Transcribe the data in full and exactly, omitting any pictures.

____

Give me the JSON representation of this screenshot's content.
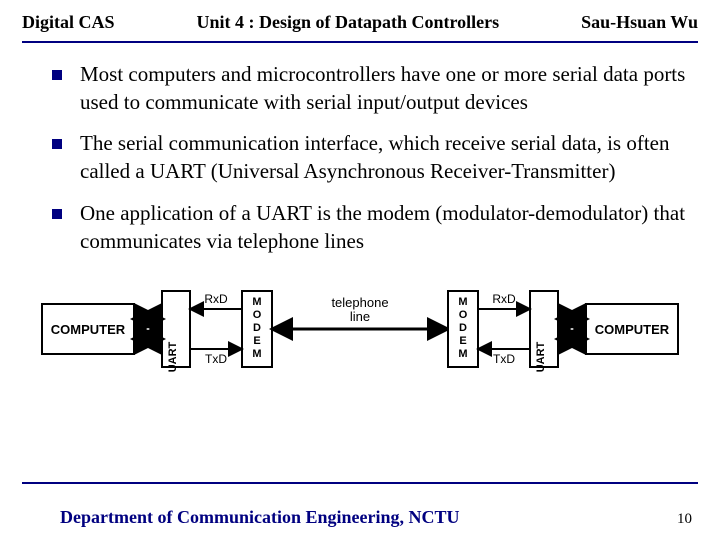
{
  "header": {
    "left": "Digital CAS",
    "center": "Unit 4 : Design of Datapath Controllers",
    "right": "Sau-Hsuan Wu"
  },
  "bullets": [
    "Most computers and microcontrollers have one or more serial data ports used to communicate with serial input/output devices",
    "The serial communication interface, which receive serial data, is often called a UART (Universal Asynchronous Receiver-Transmitter)",
    "One application of a UART is the modem (modulator-demodulator) that communicates via telephone lines"
  ],
  "diagram": {
    "left": {
      "computer": "COMPUTER",
      "uart": "UART",
      "modem": "MODEM",
      "rxd": "RxD",
      "txd": "TxD"
    },
    "center": "telephone line",
    "right": {
      "computer": "COMPUTER",
      "uart": "UART",
      "modem": "MODEM",
      "rxd": "RxD",
      "txd": "TxD"
    }
  },
  "footer": {
    "dept": "Department of Communication Engineering, NCTU",
    "page": "10"
  }
}
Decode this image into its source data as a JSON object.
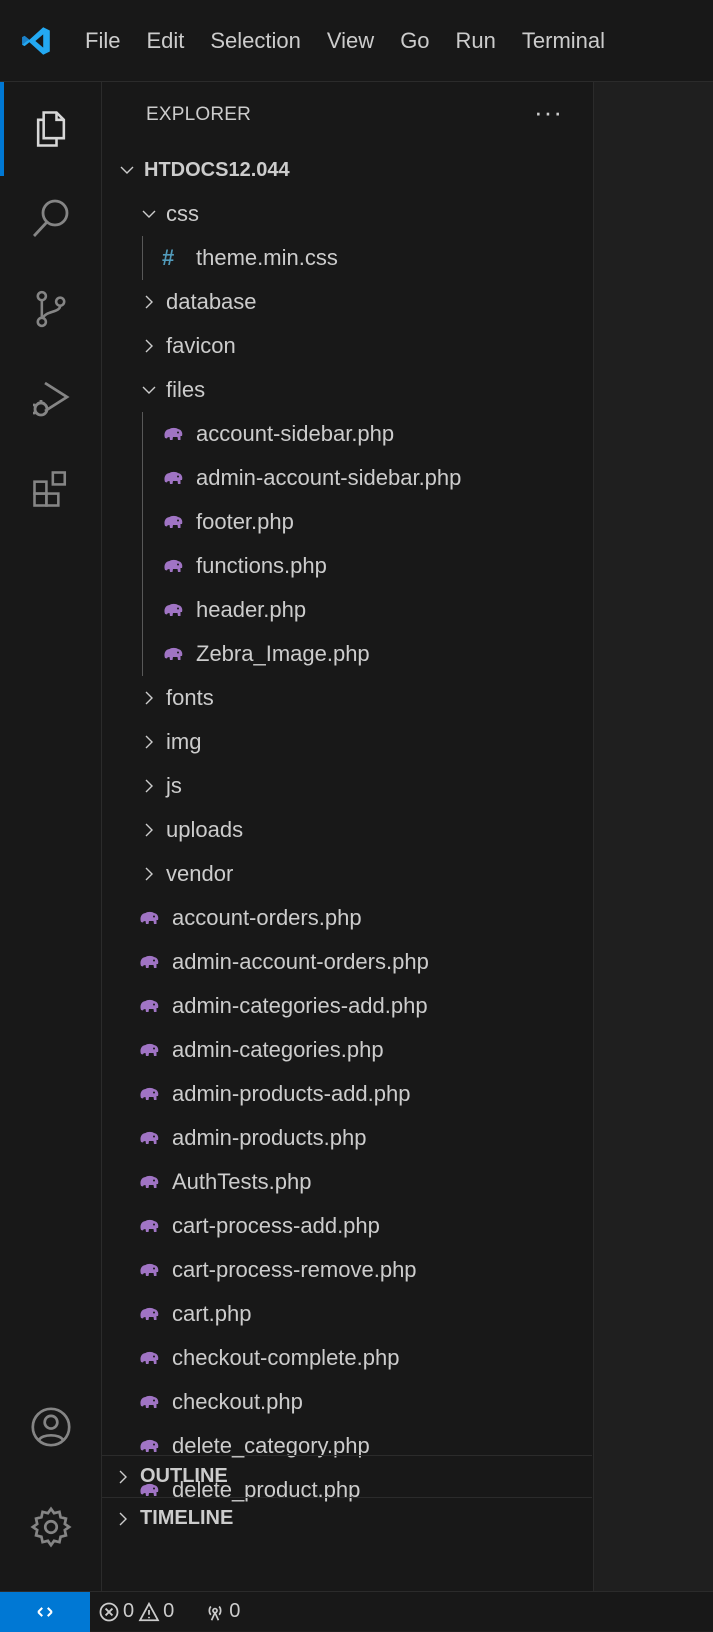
{
  "menu": [
    "File",
    "Edit",
    "Selection",
    "View",
    "Go",
    "Run",
    "Terminal"
  ],
  "explorer": {
    "title": "EXPLORER",
    "more": "···",
    "root": "HTDOCS12.044",
    "tree": [
      {
        "label": "HTDOCS12.044",
        "type": "root",
        "depth": 0
      },
      {
        "label": "css",
        "type": "folder-open",
        "depth": 1
      },
      {
        "label": "theme.min.css",
        "type": "css",
        "depth": 2
      },
      {
        "label": "database",
        "type": "folder",
        "depth": 1
      },
      {
        "label": "favicon",
        "type": "folder",
        "depth": 1
      },
      {
        "label": "files",
        "type": "folder-open",
        "depth": 1
      },
      {
        "label": "account-sidebar.php",
        "type": "php",
        "depth": 2
      },
      {
        "label": "admin-account-sidebar.php",
        "type": "php",
        "depth": 2
      },
      {
        "label": "footer.php",
        "type": "php",
        "depth": 2
      },
      {
        "label": "functions.php",
        "type": "php",
        "depth": 2
      },
      {
        "label": "header.php",
        "type": "php",
        "depth": 2
      },
      {
        "label": "Zebra_Image.php",
        "type": "php",
        "depth": 2
      },
      {
        "label": "fonts",
        "type": "folder",
        "depth": 1
      },
      {
        "label": "img",
        "type": "folder",
        "depth": 1
      },
      {
        "label": "js",
        "type": "folder",
        "depth": 1
      },
      {
        "label": "uploads",
        "type": "folder",
        "depth": 1
      },
      {
        "label": "vendor",
        "type": "folder",
        "depth": 1
      },
      {
        "label": "account-orders.php",
        "type": "php",
        "depth": 1
      },
      {
        "label": "admin-account-orders.php",
        "type": "php",
        "depth": 1
      },
      {
        "label": "admin-categories-add.php",
        "type": "php",
        "depth": 1
      },
      {
        "label": "admin-categories.php",
        "type": "php",
        "depth": 1
      },
      {
        "label": "admin-products-add.php",
        "type": "php",
        "depth": 1
      },
      {
        "label": "admin-products.php",
        "type": "php",
        "depth": 1
      },
      {
        "label": "AuthTests.php",
        "type": "php",
        "depth": 1
      },
      {
        "label": "cart-process-add.php",
        "type": "php",
        "depth": 1
      },
      {
        "label": "cart-process-remove.php",
        "type": "php",
        "depth": 1
      },
      {
        "label": "cart.php",
        "type": "php",
        "depth": 1
      },
      {
        "label": "checkout-complete.php",
        "type": "php",
        "depth": 1
      },
      {
        "label": "checkout.php",
        "type": "php",
        "depth": 1
      },
      {
        "label": "delete_category.php",
        "type": "php",
        "depth": 1
      },
      {
        "label": "delete_product.php",
        "type": "php",
        "depth": 1
      }
    ]
  },
  "panels": {
    "outline": "OUTLINE",
    "timeline": "TIMELINE"
  },
  "status": {
    "errors": "0",
    "warnings": "0",
    "ports": "0"
  },
  "colors": {
    "accent": "#0078d4",
    "php_icon": "#a074c4",
    "css_icon": "#519aba",
    "vscode_logo": "#23a9f2"
  },
  "icons": {
    "activity": [
      "explorer-icon",
      "search-icon",
      "source-control-icon",
      "run-debug-icon",
      "extensions-icon",
      "account-icon",
      "manage-gear-icon"
    ]
  }
}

____

**TASK ANSWER:**
Give me the JSON representation of this screenshot's content.
{
  "header": {
    "left": "Digital CAS",
    "center": "Unit 4 : Design of Datapath Controllers",
    "right": "Sau-Hsuan Wu"
  },
  "bullets": [
    "Most computers and microcontrollers have one or more serial data ports used to communicate with serial input/output devices",
    "The serial communication interface, which receive serial data, is often called a UART (Universal Asynchronous Receiver-Transmitter)",
    "One application of a UART is the modem (modulator-demodulator) that communicates via telephone lines"
  ],
  "diagram": {
    "left": {
      "computer": "COMPUTER",
      "uart": "UART",
      "modem": "MODEM",
      "rxd": "RxD",
      "txd": "TxD"
    },
    "center": "telephone line",
    "right": {
      "computer": "COMPUTER",
      "uart": "UART",
      "modem": "MODEM",
      "rxd": "RxD",
      "txd": "TxD"
    }
  },
  "footer": {
    "dept": "Department of Communication Engineering, NCTU",
    "page": "10"
  }
}
Decode this image into its source data as a JSON object.
{
  "menu": [
    "File",
    "Edit",
    "Selection",
    "View",
    "Go",
    "Run",
    "Terminal"
  ],
  "explorer": {
    "title": "EXPLORER",
    "more": "···",
    "root": "HTDOCS12.044",
    "tree": [
      {
        "label": "HTDOCS12.044",
        "type": "root",
        "depth": 0
      },
      {
        "label": "css",
        "type": "folder-open",
        "depth": 1
      },
      {
        "label": "theme.min.css",
        "type": "css",
        "depth": 2
      },
      {
        "label": "database",
        "type": "folder",
        "depth": 1
      },
      {
        "label": "favicon",
        "type": "folder",
        "depth": 1
      },
      {
        "label": "files",
        "type": "folder-open",
        "depth": 1
      },
      {
        "label": "account-sidebar.php",
        "type": "php",
        "depth": 2
      },
      {
        "label": "admin-account-sidebar.php",
        "type": "php",
        "depth": 2
      },
      {
        "label": "footer.php",
        "type": "php",
        "depth": 2
      },
      {
        "label": "functions.php",
        "type": "php",
        "depth": 2
      },
      {
        "label": "header.php",
        "type": "php",
        "depth": 2
      },
      {
        "label": "Zebra_Image.php",
        "type": "php",
        "depth": 2
      },
      {
        "label": "fonts",
        "type": "folder",
        "depth": 1
      },
      {
        "label": "img",
        "type": "folder",
        "depth": 1
      },
      {
        "label": "js",
        "type": "folder",
        "depth": 1
      },
      {
        "label": "uploads",
        "type": "folder",
        "depth": 1
      },
      {
        "label": "vendor",
        "type": "folder",
        "depth": 1
      },
      {
        "label": "account-orders.php",
        "type": "php",
        "depth": 1
      },
      {
        "label": "admin-account-orders.php",
        "type": "php",
        "depth": 1
      },
      {
        "label": "admin-categories-add.php",
        "type": "php",
        "depth": 1
      },
      {
        "label": "admin-categories.php",
        "type": "php",
        "depth": 1
      },
      {
        "label": "admin-products-add.php",
        "type": "php",
        "depth": 1
      },
      {
        "label": "admin-products.php",
        "type": "php",
        "depth": 1
      },
      {
        "label": "AuthTests.php",
        "type": "php",
        "depth": 1
      },
      {
        "label": "cart-process-add.php",
        "type": "php",
        "depth": 1
      },
      {
        "label": "cart-process-remove.php",
        "type": "php",
        "depth": 1
      },
      {
        "label": "cart.php",
        "type": "php",
        "depth": 1
      },
      {
        "label": "checkout-complete.php",
        "type": "php",
        "depth": 1
      },
      {
        "label": "checkout.php",
        "type": "php",
        "depth": 1
      },
      {
        "label": "delete_category.php",
        "type": "php",
        "depth": 1
      },
      {
        "label": "delete_product.php",
        "type": "php",
        "depth": 1
      }
    ]
  },
  "panels": {
    "outline": "OUTLINE",
    "timeline": "TIMELINE"
  },
  "status": {
    "errors": "0",
    "warnings": "0",
    "ports": "0"
  },
  "colors": {
    "accent": "#0078d4",
    "php_icon": "#a074c4",
    "css_icon": "#519aba",
    "vscode_logo": "#23a9f2"
  },
  "icons": {
    "activity": [
      "explorer-icon",
      "search-icon",
      "source-control-icon",
      "run-debug-icon",
      "extensions-icon",
      "account-icon",
      "manage-gear-icon"
    ]
  }
}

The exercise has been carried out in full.